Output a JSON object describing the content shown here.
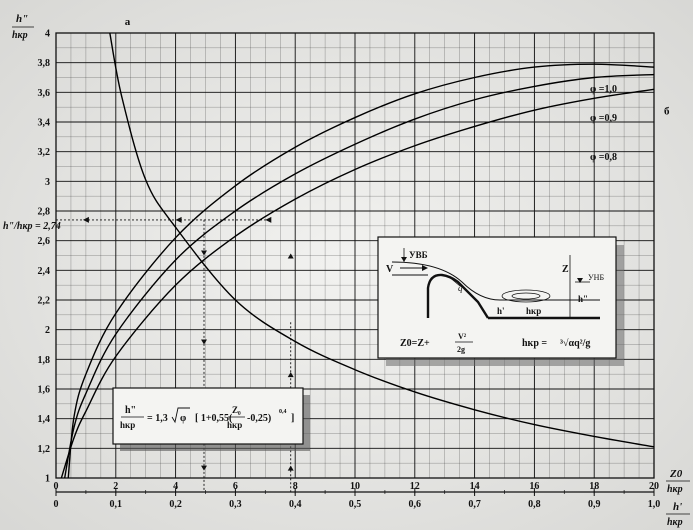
{
  "chart_data": {
    "type": "line",
    "title": "",
    "y_axis_label": {
      "num": "h\"",
      "den": "hкр"
    },
    "x_axis_label": {
      "num": "Z0",
      "den": "hкр"
    },
    "x2_axis_label": {
      "num": "h'",
      "den": "hкр"
    },
    "y_ticks": [
      "1",
      "1,2",
      "1,4",
      "1,6",
      "1,8",
      "2",
      "2,2",
      "2,4",
      "2,6",
      "2,8",
      "3",
      "3,2",
      "3,4",
      "3,6",
      "3,8",
      "4"
    ],
    "y_tick_values": [
      1,
      1.2,
      1.4,
      1.6,
      1.8,
      2,
      2.2,
      2.4,
      2.6,
      2.8,
      3,
      3.2,
      3.4,
      3.6,
      3.8,
      4
    ],
    "x_ticks": [
      "0",
      "2",
      "4",
      "6",
      "8",
      "10",
      "12",
      "14",
      "16",
      "18",
      "20"
    ],
    "x_tick_values": [
      0,
      2,
      4,
      6,
      8,
      10,
      12,
      14,
      16,
      18,
      20
    ],
    "x2_ticks": [
      "0",
      "0,1",
      "0,2",
      "0,3",
      "0,4",
      "0,5",
      "0,6",
      "0,7",
      "0,8",
      "0,9",
      "1,0"
    ],
    "x2_tick_values": [
      0,
      0.1,
      0.2,
      0.3,
      0.4,
      0.5,
      0.6,
      0.7,
      0.8,
      0.9,
      1.0
    ],
    "xlim": [
      0,
      20
    ],
    "ylim": [
      1,
      4
    ],
    "x2lim": [
      0,
      1
    ],
    "grid": true,
    "curve_a_label": "a",
    "curve_b_label": "б",
    "reference_label": "h\"/hкр = 2,74",
    "reference_value": 2.74,
    "series": [
      {
        "name": "φ =1,0",
        "phi": 1.0,
        "x": [
          0.41,
          0.6,
          1,
          2,
          4,
          6,
          8,
          10,
          12,
          14,
          16,
          18,
          20
        ],
        "y": [
          1,
          1.41,
          1.7,
          2.11,
          2.62,
          2.97,
          3.23,
          3.43,
          3.59,
          3.7,
          3.77,
          3.79,
          3.77
        ]
      },
      {
        "name": "φ =0,9",
        "phi": 0.9,
        "x": [
          0.29,
          0.6,
          1,
          2,
          4,
          6,
          8,
          10,
          12,
          14,
          16,
          18,
          20
        ],
        "y": [
          1,
          1.34,
          1.57,
          1.97,
          2.47,
          2.8,
          3.05,
          3.25,
          3.42,
          3.55,
          3.64,
          3.7,
          3.72
        ]
      },
      {
        "name": "φ =0,8",
        "phi": 0.8,
        "x": [
          0.18,
          0.6,
          1,
          2,
          4,
          6,
          8,
          10,
          12,
          14,
          16,
          18,
          20
        ],
        "y": [
          1,
          1.27,
          1.45,
          1.82,
          2.3,
          2.63,
          2.88,
          3.08,
          3.24,
          3.37,
          3.48,
          3.56,
          3.62
        ]
      },
      {
        "name": "a",
        "x2": [
          0.09,
          0.11,
          0.15,
          0.2,
          0.3,
          0.4,
          0.5,
          0.6,
          0.7,
          0.8,
          0.9,
          1.0
        ],
        "y": [
          4.0,
          3.57,
          3.01,
          2.69,
          2.2,
          1.92,
          1.73,
          1.58,
          1.46,
          1.36,
          1.28,
          1.21
        ]
      }
    ],
    "formula_box": {
      "lhs_num": "h\"",
      "lhs_den": "hкр",
      "rhs_prefix": "= 1,3",
      "sqrt_arg": "φ",
      "bracket_open": "[ 1+0,55(",
      "frac_num": "Z₀",
      "frac_den": "hкр",
      "bracket_tail": "-0,25)",
      "exponent": "0,4",
      "bracket_close": "]"
    },
    "inset": {
      "label_uvb": "УВБ",
      "label_v": "V",
      "label_q": "q",
      "label_z": "Z",
      "label_unb": "УНБ",
      "label_h2": "h\"",
      "label_h1": "h'",
      "label_hkr": "hкр",
      "formula_z0_prefix": "Z0=Z+",
      "formula_z0_num": "V²",
      "formula_z0_den": "2g",
      "formula_hkr_prefix": "hкр =",
      "formula_hkr_root": "³√αq²/g"
    }
  }
}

· · · · ·

Short problem:
Copy every record above exactly as written, but leave out the pictures.

Answer to the problem:
Output a JSON object describing the content shown here.
{
  "chart_data": {
    "type": "line",
    "title": "",
    "y_axis_label": {
      "num": "h\"",
      "den": "hкр"
    },
    "x_axis_label": {
      "num": "Z0",
      "den": "hкр"
    },
    "x2_axis_label": {
      "num": "h'",
      "den": "hкр"
    },
    "y_ticks": [
      "1",
      "1,2",
      "1,4",
      "1,6",
      "1,8",
      "2",
      "2,2",
      "2,4",
      "2,6",
      "2,8",
      "3",
      "3,2",
      "3,4",
      "3,6",
      "3,8",
      "4"
    ],
    "y_tick_values": [
      1,
      1.2,
      1.4,
      1.6,
      1.8,
      2,
      2.2,
      2.4,
      2.6,
      2.8,
      3,
      3.2,
      3.4,
      3.6,
      3.8,
      4
    ],
    "x_ticks": [
      "0",
      "2",
      "4",
      "6",
      "8",
      "10",
      "12",
      "14",
      "16",
      "18",
      "20"
    ],
    "x_tick_values": [
      0,
      2,
      4,
      6,
      8,
      10,
      12,
      14,
      16,
      18,
      20
    ],
    "x2_ticks": [
      "0",
      "0,1",
      "0,2",
      "0,3",
      "0,4",
      "0,5",
      "0,6",
      "0,7",
      "0,8",
      "0,9",
      "1,0"
    ],
    "x2_tick_values": [
      0,
      0.1,
      0.2,
      0.3,
      0.4,
      0.5,
      0.6,
      0.7,
      0.8,
      0.9,
      1.0
    ],
    "xlim": [
      0,
      20
    ],
    "ylim": [
      1,
      4
    ],
    "x2lim": [
      0,
      1
    ],
    "grid": true,
    "curve_a_label": "a",
    "curve_b_label": "б",
    "reference_label": "h\"/hкр = 2,74",
    "reference_value": 2.74,
    "series": [
      {
        "name": "φ =1,0",
        "phi": 1.0,
        "x": [
          0.41,
          0.6,
          1,
          2,
          4,
          6,
          8,
          10,
          12,
          14,
          16,
          18,
          20
        ],
        "y": [
          1,
          1.41,
          1.7,
          2.11,
          2.62,
          2.97,
          3.23,
          3.43,
          3.59,
          3.7,
          3.77,
          3.79,
          3.77
        ]
      },
      {
        "name": "φ =0,9",
        "phi": 0.9,
        "x": [
          0.29,
          0.6,
          1,
          2,
          4,
          6,
          8,
          10,
          12,
          14,
          16,
          18,
          20
        ],
        "y": [
          1,
          1.34,
          1.57,
          1.97,
          2.47,
          2.8,
          3.05,
          3.25,
          3.42,
          3.55,
          3.64,
          3.7,
          3.72
        ]
      },
      {
        "name": "φ =0,8",
        "phi": 0.8,
        "x": [
          0.18,
          0.6,
          1,
          2,
          4,
          6,
          8,
          10,
          12,
          14,
          16,
          18,
          20
        ],
        "y": [
          1,
          1.27,
          1.45,
          1.82,
          2.3,
          2.63,
          2.88,
          3.08,
          3.24,
          3.37,
          3.48,
          3.56,
          3.62
        ]
      },
      {
        "name": "a",
        "x2": [
          0.09,
          0.11,
          0.15,
          0.2,
          0.3,
          0.4,
          0.5,
          0.6,
          0.7,
          0.8,
          0.9,
          1.0
        ],
        "y": [
          4.0,
          3.57,
          3.01,
          2.69,
          2.2,
          1.92,
          1.73,
          1.58,
          1.46,
          1.36,
          1.28,
          1.21
        ]
      }
    ],
    "formula_box": {
      "lhs_num": "h\"",
      "lhs_den": "hкр",
      "rhs_prefix": "= 1,3",
      "sqrt_arg": "φ",
      "bracket_open": "[ 1+0,55(",
      "frac_num": "Z₀",
      "frac_den": "hкр",
      "bracket_tail": "-0,25)",
      "exponent": "0,4",
      "bracket_close": "]"
    },
    "inset": {
      "label_uvb": "УВБ",
      "label_v": "V",
      "label_q": "q",
      "label_z": "Z",
      "label_unb": "УНБ",
      "label_h2": "h\"",
      "label_h1": "h'",
      "label_hkr": "hкр",
      "formula_z0_prefix": "Z0=Z+",
      "formula_z0_num": "V²",
      "formula_z0_den": "2g",
      "formula_hkr_prefix": "hкр =",
      "formula_hkr_root": "³√αq²/g"
    }
  }
}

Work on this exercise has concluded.